▸ WRITTEN EXERCISE: Please rewrite the lines below, putting "Used" wherever "Brand new" appears and keeping everything else the same.

****************

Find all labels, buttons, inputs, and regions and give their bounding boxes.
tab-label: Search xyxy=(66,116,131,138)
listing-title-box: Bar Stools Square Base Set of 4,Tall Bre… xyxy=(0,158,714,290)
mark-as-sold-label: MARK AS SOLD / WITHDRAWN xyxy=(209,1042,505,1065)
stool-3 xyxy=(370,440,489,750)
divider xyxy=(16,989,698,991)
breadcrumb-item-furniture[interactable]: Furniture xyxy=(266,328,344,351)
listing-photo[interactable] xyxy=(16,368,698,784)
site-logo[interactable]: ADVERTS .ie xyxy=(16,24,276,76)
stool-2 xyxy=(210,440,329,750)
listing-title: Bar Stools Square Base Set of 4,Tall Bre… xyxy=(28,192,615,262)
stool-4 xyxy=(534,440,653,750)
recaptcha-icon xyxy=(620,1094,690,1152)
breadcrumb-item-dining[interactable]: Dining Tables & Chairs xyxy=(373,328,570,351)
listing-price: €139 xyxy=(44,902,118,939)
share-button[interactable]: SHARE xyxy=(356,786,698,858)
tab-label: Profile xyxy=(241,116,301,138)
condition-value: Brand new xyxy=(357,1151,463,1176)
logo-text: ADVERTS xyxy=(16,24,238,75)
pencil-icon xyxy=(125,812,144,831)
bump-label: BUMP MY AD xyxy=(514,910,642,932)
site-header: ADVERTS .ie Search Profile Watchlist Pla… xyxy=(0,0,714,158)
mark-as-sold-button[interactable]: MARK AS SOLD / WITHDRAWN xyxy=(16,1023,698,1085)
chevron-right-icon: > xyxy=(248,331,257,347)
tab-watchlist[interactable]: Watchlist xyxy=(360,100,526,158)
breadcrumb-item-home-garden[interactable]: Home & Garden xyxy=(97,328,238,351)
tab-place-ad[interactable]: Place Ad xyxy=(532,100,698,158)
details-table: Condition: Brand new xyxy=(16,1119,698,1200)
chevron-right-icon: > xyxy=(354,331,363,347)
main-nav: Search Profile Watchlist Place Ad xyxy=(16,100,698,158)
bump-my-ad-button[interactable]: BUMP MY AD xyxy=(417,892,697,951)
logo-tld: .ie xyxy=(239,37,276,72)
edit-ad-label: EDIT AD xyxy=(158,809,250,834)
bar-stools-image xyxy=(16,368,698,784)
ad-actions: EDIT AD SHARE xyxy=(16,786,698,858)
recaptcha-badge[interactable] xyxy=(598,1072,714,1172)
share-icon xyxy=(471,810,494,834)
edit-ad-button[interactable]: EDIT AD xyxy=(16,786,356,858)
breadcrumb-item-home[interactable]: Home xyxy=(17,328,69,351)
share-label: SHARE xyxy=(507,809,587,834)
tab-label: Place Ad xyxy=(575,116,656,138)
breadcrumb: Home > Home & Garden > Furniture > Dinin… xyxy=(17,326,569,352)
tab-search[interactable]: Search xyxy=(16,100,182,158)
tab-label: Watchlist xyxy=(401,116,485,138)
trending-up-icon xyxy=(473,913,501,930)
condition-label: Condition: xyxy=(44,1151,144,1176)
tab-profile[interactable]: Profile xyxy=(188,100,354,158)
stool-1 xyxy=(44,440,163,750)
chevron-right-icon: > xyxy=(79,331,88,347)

****************

▸ REPLY TO THE EXERCISE:
Find all labels, buttons, inputs, and regions and give their bounding boxes.
tab-label: Search xyxy=(66,116,131,138)
listing-title-box: Bar Stools Square Base Set of 4,Tall Bre… xyxy=(0,158,714,290)
mark-as-sold-label: MARK AS SOLD / WITHDRAWN xyxy=(209,1042,505,1065)
stool-3 xyxy=(370,440,489,750)
divider xyxy=(16,989,698,991)
breadcrumb-item-furniture[interactable]: Furniture xyxy=(266,328,344,351)
listing-photo[interactable] xyxy=(16,368,698,784)
site-logo[interactable]: ADVERTS .ie xyxy=(16,24,276,76)
stool-2 xyxy=(210,440,329,750)
listing-title: Bar Stools Square Base Set of 4,Tall Bre… xyxy=(28,192,615,262)
stool-4 xyxy=(534,440,653,750)
recaptcha-icon xyxy=(620,1094,690,1152)
breadcrumb-item-dining[interactable]: Dining Tables & Chairs xyxy=(373,328,570,351)
listing-price: €139 xyxy=(44,902,118,939)
share-button[interactable]: SHARE xyxy=(356,786,698,858)
tab-label: Profile xyxy=(241,116,301,138)
condition-value: Used xyxy=(357,1151,463,1176)
logo-text: ADVERTS xyxy=(16,24,238,75)
pencil-icon xyxy=(125,812,144,831)
bump-label: BUMP MY AD xyxy=(514,910,642,932)
site-header: ADVERTS .ie Search Profile Watchlist Pla… xyxy=(0,0,714,158)
mark-as-sold-button[interactable]: MARK AS SOLD / WITHDRAWN xyxy=(16,1023,698,1085)
chevron-right-icon: > xyxy=(248,331,257,347)
tab-watchlist[interactable]: Watchlist xyxy=(360,100,526,158)
breadcrumb-item-home-garden[interactable]: Home & Garden xyxy=(97,328,238,351)
tab-place-ad[interactable]: Place Ad xyxy=(532,100,698,158)
details-table: Condition: Used xyxy=(16,1119,698,1200)
chevron-right-icon: > xyxy=(354,331,363,347)
main-nav: Search Profile Watchlist Place Ad xyxy=(16,100,698,158)
bump-my-ad-button[interactable]: BUMP MY AD xyxy=(417,892,697,951)
logo-tld: .ie xyxy=(239,37,276,72)
edit-ad-label: EDIT AD xyxy=(158,809,250,834)
bar-stools-image xyxy=(16,368,698,784)
ad-actions: EDIT AD SHARE xyxy=(16,786,698,858)
recaptcha-badge[interactable] xyxy=(598,1072,714,1172)
share-icon xyxy=(471,810,494,834)
edit-ad-button[interactable]: EDIT AD xyxy=(16,786,356,858)
breadcrumb-item-home[interactable]: Home xyxy=(17,328,69,351)
share-label: SHARE xyxy=(507,809,587,834)
tab-label: Place Ad xyxy=(575,116,656,138)
breadcrumb: Home > Home & Garden > Furniture > Dinin… xyxy=(17,326,569,352)
tab-search[interactable]: Search xyxy=(16,100,182,158)
tab-label: Watchlist xyxy=(401,116,485,138)
trending-up-icon xyxy=(473,913,501,930)
condition-label: Condition: xyxy=(44,1151,144,1176)
tab-profile[interactable]: Profile xyxy=(188,100,354,158)
stool-1 xyxy=(44,440,163,750)
chevron-right-icon: > xyxy=(79,331,88,347)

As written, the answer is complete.